Aim: Take every line from the material that has the word "rouge" in it.

Supplied records:

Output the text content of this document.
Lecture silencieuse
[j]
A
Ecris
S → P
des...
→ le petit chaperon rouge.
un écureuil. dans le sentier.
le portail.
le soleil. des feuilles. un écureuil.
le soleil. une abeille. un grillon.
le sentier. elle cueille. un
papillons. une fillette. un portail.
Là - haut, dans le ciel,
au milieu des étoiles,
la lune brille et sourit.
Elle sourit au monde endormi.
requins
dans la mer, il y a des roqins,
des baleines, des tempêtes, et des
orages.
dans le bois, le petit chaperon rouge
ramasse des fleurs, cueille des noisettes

==

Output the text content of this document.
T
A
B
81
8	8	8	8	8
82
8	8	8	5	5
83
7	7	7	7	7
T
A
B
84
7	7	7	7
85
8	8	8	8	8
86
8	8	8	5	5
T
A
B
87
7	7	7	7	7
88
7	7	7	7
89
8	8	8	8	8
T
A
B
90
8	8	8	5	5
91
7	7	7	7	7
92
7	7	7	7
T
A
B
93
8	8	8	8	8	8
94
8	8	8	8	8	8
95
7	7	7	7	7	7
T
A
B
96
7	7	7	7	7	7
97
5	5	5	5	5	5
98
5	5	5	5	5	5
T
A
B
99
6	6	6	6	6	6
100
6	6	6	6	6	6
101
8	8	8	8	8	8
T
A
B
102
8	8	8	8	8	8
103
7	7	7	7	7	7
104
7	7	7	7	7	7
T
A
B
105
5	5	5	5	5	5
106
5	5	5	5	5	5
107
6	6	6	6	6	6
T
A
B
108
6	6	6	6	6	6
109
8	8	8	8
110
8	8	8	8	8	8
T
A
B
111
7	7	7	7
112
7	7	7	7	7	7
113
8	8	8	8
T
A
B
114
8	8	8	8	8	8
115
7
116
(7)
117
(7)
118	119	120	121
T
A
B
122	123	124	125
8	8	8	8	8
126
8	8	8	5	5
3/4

Worked answer:
→ le petit chaperon rouge.
dans le bois, le petit chaperon rouge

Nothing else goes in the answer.